• EXERCISE PROMPT: In the copy, keep every record exact and leave out all images.

───

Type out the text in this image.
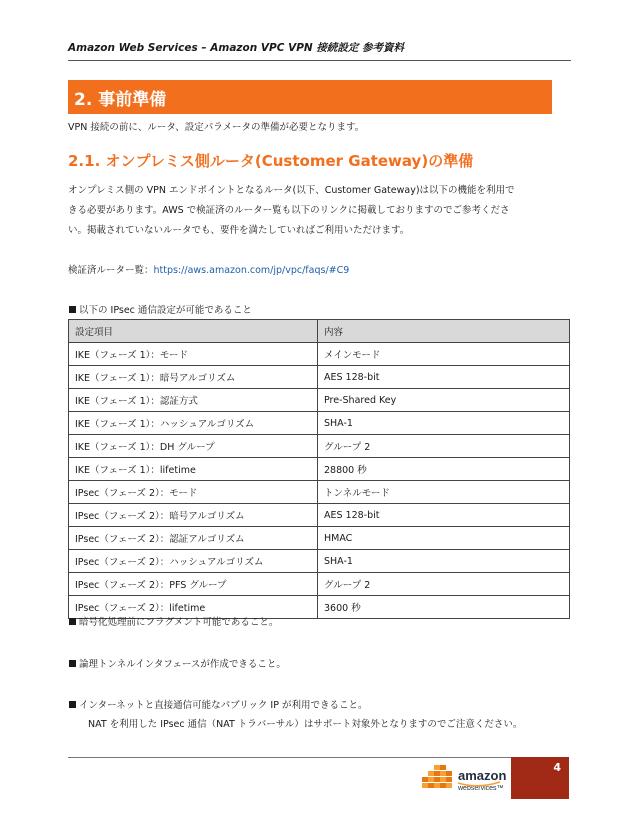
Amazon Web Services – Amazon VPC VPN 接続設定 参考資料
2. 事前準備
VPN 接続の前に、ルータ、設定パラメータの準備が必要となります。
2.1. オンプレミス側ルータ(Customer Gateway)の準備
オンプレミス側の VPN エンドポイントとなるルータ(以下、Customer Gateway)は以下の機能を利用で
きる必要があります。AWS で検証済のルーター覧も以下のリンクに掲載しておりますのでご参考くださ
い。掲載されていないルータでも、要件を満たしていればご利用いただけます。
検証済ルーター覧：https://aws.amazon.com/jp/vpc/faqs/#C9
以下の IPsec 通信設定が可能であること
設定項目	内容
IKE（フェーズ 1）：モード	メインモード
IKE（フェーズ 1）：暗号アルゴリズム	AES 128-bit
IKE（フェーズ 1）：認証方式	Pre-Shared Key
IKE（フェーズ 1）：ハッシュアルゴリズム	SHA-1
IKE（フェーズ 1）：DH グループ	グループ 2
IKE（フェーズ 1）：lifetime	28800 秒
IPsec（フェーズ 2）：モード	トンネルモード
IPsec（フェーズ 2）：暗号アルゴリズム	AES 128-bit
IPsec（フェーズ 2）：認証アルゴリズム	HMAC
IPsec（フェーズ 2）：ハッシュアルゴリズム	SHA-1
IPsec（フェーズ 2）：PFS グループ	グループ 2
IPsec（フェーズ 2）：lifetime	3600 秒
暗号化処理前にフラグメント可能であること。
論理トンネルインタフェースが作成できること。
インターネットと直接通信可能なパブリック IP が利用できること。
NAT を利用した IPsec 通信（NAT トラバーサル）はサポート対象外となりますのでご注意ください。
amazon
webservices™
4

───

• RESULT:
Type out the text in this image.
Amazon Web Services – Amazon VPC VPN 接続設定 参考資料
2. 事前準備
VPN 接続の前に、ルータ、設定パラメータの準備が必要となります。
2.1. オンプレミス側ルータ(Customer Gateway)の準備
オンプレミス側の VPN エンドポイントとなるルータ(以下、Customer Gateway)は以下の機能を利用で
きる必要があります。AWS で検証済のルーター覧も以下のリンクに掲載しておりますのでご参考くださ
い。掲載されていないルータでも、要件を満たしていればご利用いただけます。
検証済ルーター覧：https://aws.amazon.com/jp/vpc/faqs/#C9
以下の IPsec 通信設定が可能であること
設定項目	内容
IKE（フェーズ 1）：モード	メインモード
IKE（フェーズ 1）：暗号アルゴリズム	AES 128-bit
IKE（フェーズ 1）：認証方式	Pre-Shared Key
IKE（フェーズ 1）：ハッシュアルゴリズム	SHA-1
IKE（フェーズ 1）：DH グループ	グループ 2
IKE（フェーズ 1）：lifetime	28800 秒
IPsec（フェーズ 2）：モード	トンネルモード
IPsec（フェーズ 2）：暗号アルゴリズム	AES 128-bit
IPsec（フェーズ 2）：認証アルゴリズム	HMAC
IPsec（フェーズ 2）：ハッシュアルゴリズム	SHA-1
IPsec（フェーズ 2）：PFS グループ	グループ 2
IPsec（フェーズ 2）：lifetime	3600 秒
暗号化処理前にフラグメント可能であること。
論理トンネルインタフェースが作成できること。
インターネットと直接通信可能なパブリック IP が利用できること。
NAT を利用した IPsec 通信（NAT トラバーサル）はサポート対象外となりますのでご注意ください。
amazon
webservices™
4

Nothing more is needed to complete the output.